┌──
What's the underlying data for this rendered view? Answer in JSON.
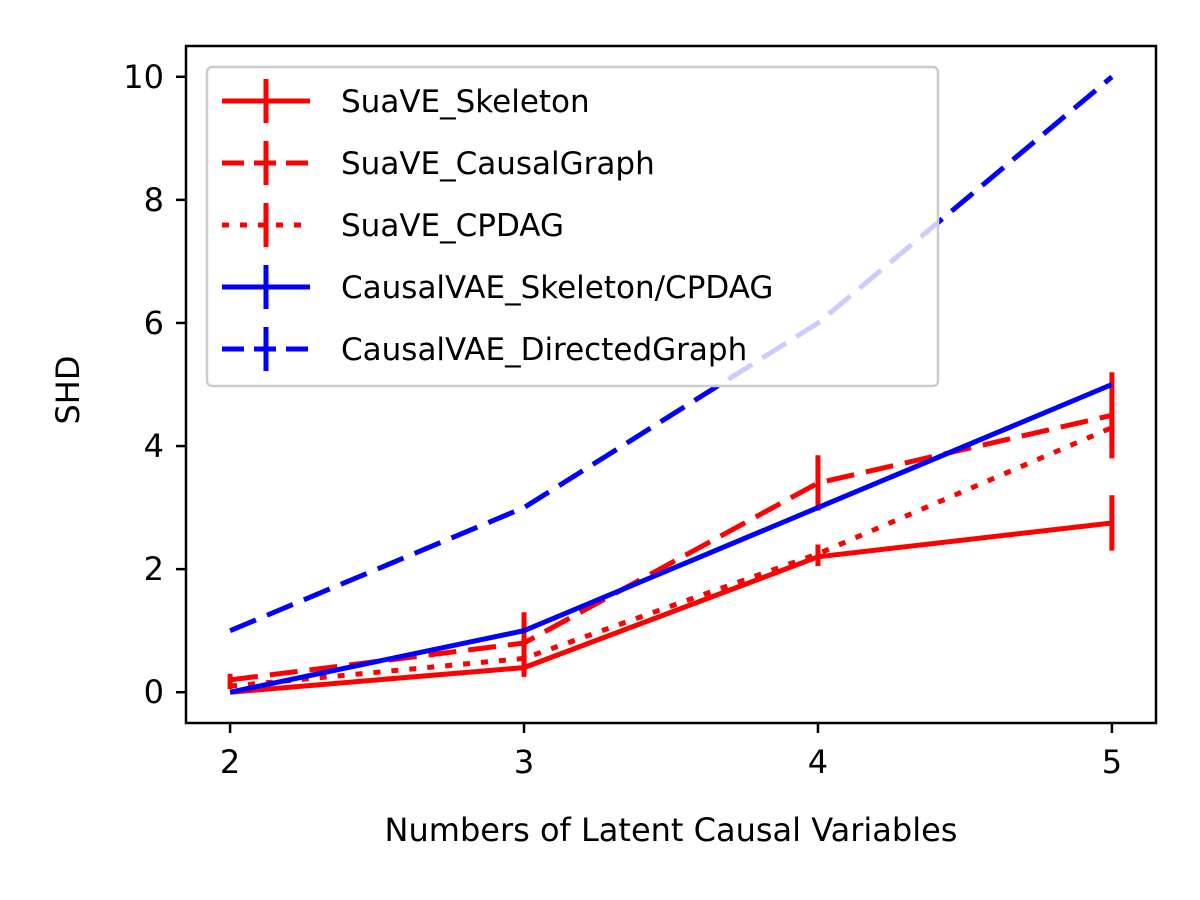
{
  "chart_data": {
    "type": "line",
    "title": "",
    "xlabel": "Numbers of Latent Causal Variables",
    "ylabel": "SHD",
    "x": [
      2,
      3,
      4,
      5
    ],
    "xticks": [
      2,
      3,
      4,
      5
    ],
    "xtick_labels": [
      "2",
      "3",
      "4",
      "5"
    ],
    "yticks": [
      0,
      2,
      4,
      6,
      8,
      10
    ],
    "ytick_labels": [
      "0",
      "2",
      "4",
      "6",
      "8",
      "10"
    ],
    "xlim": [
      1.85,
      5.15
    ],
    "ylim": [
      -0.5,
      10.5
    ],
    "grid": false,
    "legend_position": "upper-left",
    "series": [
      {
        "name": "SuaVE_Skeleton",
        "color": "#ff0000",
        "linestyle": "solid",
        "values": [
          0,
          0.4,
          2.2,
          2.75
        ],
        "errors": [
          0,
          0.15,
          0.15,
          0.45
        ]
      },
      {
        "name": "SuaVE_CausalGraph",
        "color": "#ff0000",
        "linestyle": "dashed",
        "values": [
          0.2,
          0.8,
          3.4,
          4.5
        ],
        "errors": [
          0.1,
          0.5,
          0.45,
          0.7
        ]
      },
      {
        "name": "SuaVE_CPDAG",
        "color": "#ff0000",
        "linestyle": "dotted",
        "values": [
          0.1,
          0.55,
          2.25,
          4.3
        ],
        "errors": [
          0.05,
          0.2,
          0.15,
          0.3
        ]
      },
      {
        "name": "CausalVAE_Skeleton/CPDAG",
        "color": "#0000ff",
        "linestyle": "solid",
        "values": [
          0,
          1,
          3,
          5
        ],
        "errors": [
          0,
          0,
          0,
          0
        ]
      },
      {
        "name": "CausalVAE_DirectedGraph",
        "color": "#0000ff",
        "linestyle": "dashed",
        "values": [
          1,
          3,
          6,
          10
        ],
        "errors": [
          0,
          0,
          0,
          0
        ]
      }
    ]
  }
}
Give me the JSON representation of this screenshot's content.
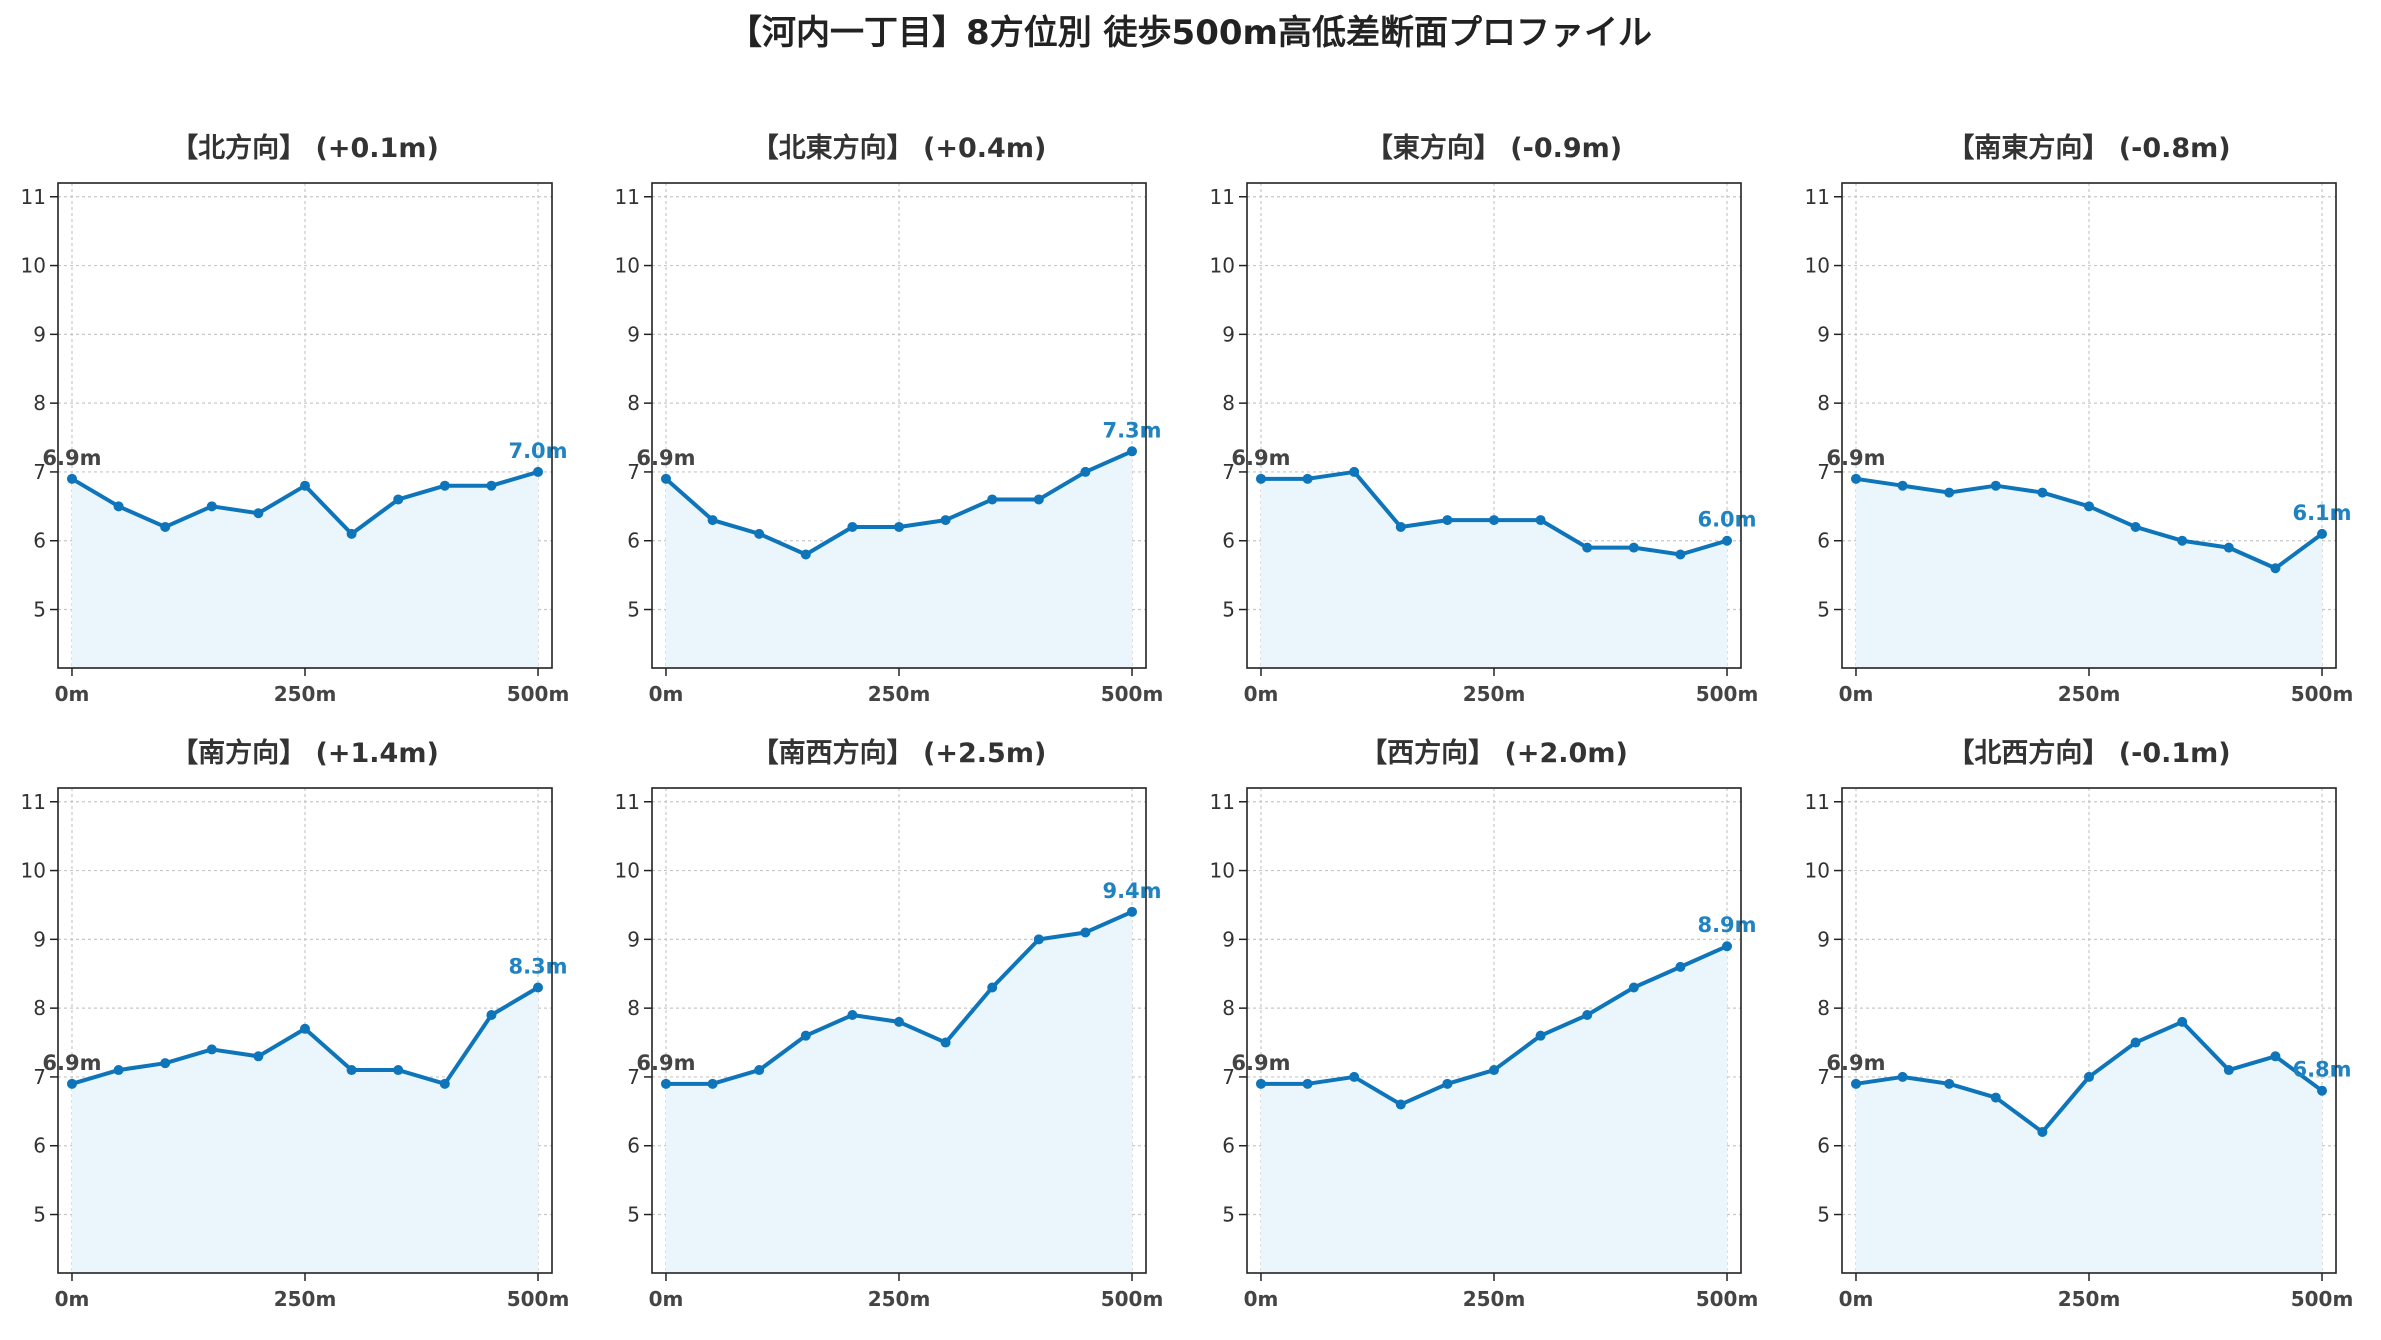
{
  "page_title": "【河内一丁目】8方位別 徒歩500m高低差断面プロファイル",
  "colors": {
    "line": "#0E75BA",
    "fill": "#EAF6FC",
    "end_label": "#1F82C1",
    "grid": "#C8C8C8",
    "axis": "#222222"
  },
  "chart_data": [
    {
      "type": "line",
      "title": "【北方向】 (+0.1m)",
      "x": [
        0,
        50,
        100,
        150,
        200,
        250,
        300,
        350,
        400,
        450,
        500
      ],
      "values": [
        6.9,
        6.5,
        6.2,
        6.5,
        6.4,
        6.8,
        6.1,
        6.6,
        6.8,
        6.8,
        7.0
      ],
      "start_label": "6.9m",
      "end_label": "7.0m",
      "xticks": [
        "0m",
        "250m",
        "500m"
      ],
      "yticks": [
        5,
        6,
        7,
        8,
        9,
        10,
        11
      ],
      "ylim": [
        4.15,
        11.2
      ],
      "xlim": [
        -15,
        515
      ],
      "grid": true
    },
    {
      "type": "line",
      "title": "【北東方向】 (+0.4m)",
      "x": [
        0,
        50,
        100,
        150,
        200,
        250,
        300,
        350,
        400,
        450,
        500
      ],
      "values": [
        6.9,
        6.3,
        6.1,
        5.8,
        6.2,
        6.2,
        6.3,
        6.6,
        6.6,
        7.0,
        7.3
      ],
      "start_label": "6.9m",
      "end_label": "7.3m",
      "xticks": [
        "0m",
        "250m",
        "500m"
      ],
      "yticks": [
        5,
        6,
        7,
        8,
        9,
        10,
        11
      ],
      "ylim": [
        4.15,
        11.2
      ],
      "xlim": [
        -15,
        515
      ],
      "grid": true
    },
    {
      "type": "line",
      "title": "【東方向】 (-0.9m)",
      "x": [
        0,
        50,
        100,
        150,
        200,
        250,
        300,
        350,
        400,
        450,
        500
      ],
      "values": [
        6.9,
        6.9,
        7.0,
        6.2,
        6.3,
        6.3,
        6.3,
        5.9,
        5.9,
        5.8,
        6.0
      ],
      "start_label": "6.9m",
      "end_label": "6.0m",
      "xticks": [
        "0m",
        "250m",
        "500m"
      ],
      "yticks": [
        5,
        6,
        7,
        8,
        9,
        10,
        11
      ],
      "ylim": [
        4.15,
        11.2
      ],
      "xlim": [
        -15,
        515
      ],
      "grid": true
    },
    {
      "type": "line",
      "title": "【南東方向】 (-0.8m)",
      "x": [
        0,
        50,
        100,
        150,
        200,
        250,
        300,
        350,
        400,
        450,
        500
      ],
      "values": [
        6.9,
        6.8,
        6.7,
        6.8,
        6.7,
        6.5,
        6.2,
        6.0,
        5.9,
        5.6,
        6.1
      ],
      "start_label": "6.9m",
      "end_label": "6.1m",
      "xticks": [
        "0m",
        "250m",
        "500m"
      ],
      "yticks": [
        5,
        6,
        7,
        8,
        9,
        10,
        11
      ],
      "ylim": [
        4.15,
        11.2
      ],
      "xlim": [
        -15,
        515
      ],
      "grid": true
    },
    {
      "type": "line",
      "title": "【南方向】 (+1.4m)",
      "x": [
        0,
        50,
        100,
        150,
        200,
        250,
        300,
        350,
        400,
        450,
        500
      ],
      "values": [
        6.9,
        7.1,
        7.2,
        7.4,
        7.3,
        7.7,
        7.1,
        7.1,
        6.9,
        7.9,
        8.3
      ],
      "start_label": "6.9m",
      "end_label": "8.3m",
      "xticks": [
        "0m",
        "250m",
        "500m"
      ],
      "yticks": [
        5,
        6,
        7,
        8,
        9,
        10,
        11
      ],
      "ylim": [
        4.15,
        11.2
      ],
      "xlim": [
        -15,
        515
      ],
      "grid": true
    },
    {
      "type": "line",
      "title": "【南西方向】 (+2.5m)",
      "x": [
        0,
        50,
        100,
        150,
        200,
        250,
        300,
        350,
        400,
        450,
        500
      ],
      "values": [
        6.9,
        6.9,
        7.1,
        7.6,
        7.9,
        7.8,
        7.5,
        8.3,
        9.0,
        9.1,
        9.4
      ],
      "start_label": "6.9m",
      "end_label": "9.4m",
      "xticks": [
        "0m",
        "250m",
        "500m"
      ],
      "yticks": [
        5,
        6,
        7,
        8,
        9,
        10,
        11
      ],
      "ylim": [
        4.15,
        11.2
      ],
      "xlim": [
        -15,
        515
      ],
      "grid": true
    },
    {
      "type": "line",
      "title": "【西方向】 (+2.0m)",
      "x": [
        0,
        50,
        100,
        150,
        200,
        250,
        300,
        350,
        400,
        450,
        500
      ],
      "values": [
        6.9,
        6.9,
        7.0,
        6.6,
        6.9,
        7.1,
        7.6,
        7.9,
        8.3,
        8.6,
        8.9
      ],
      "start_label": "6.9m",
      "end_label": "8.9m",
      "xticks": [
        "0m",
        "250m",
        "500m"
      ],
      "yticks": [
        5,
        6,
        7,
        8,
        9,
        10,
        11
      ],
      "ylim": [
        4.15,
        11.2
      ],
      "xlim": [
        -15,
        515
      ],
      "grid": true
    },
    {
      "type": "line",
      "title": "【北西方向】 (-0.1m)",
      "x": [
        0,
        50,
        100,
        150,
        200,
        250,
        300,
        350,
        400,
        450,
        500
      ],
      "values": [
        6.9,
        7.0,
        6.9,
        6.7,
        6.2,
        7.0,
        7.5,
        7.8,
        7.1,
        7.3,
        6.8
      ],
      "start_label": "6.9m",
      "end_label": "6.8m",
      "xticks": [
        "0m",
        "250m",
        "500m"
      ],
      "yticks": [
        5,
        6,
        7,
        8,
        9,
        10,
        11
      ],
      "ylim": [
        4.15,
        11.2
      ],
      "xlim": [
        -15,
        515
      ],
      "grid": true
    }
  ]
}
└──
TASK OBJECTIVE — Say only how many lines in the records carry the word "this".

EXERCISE SOLUTION — 2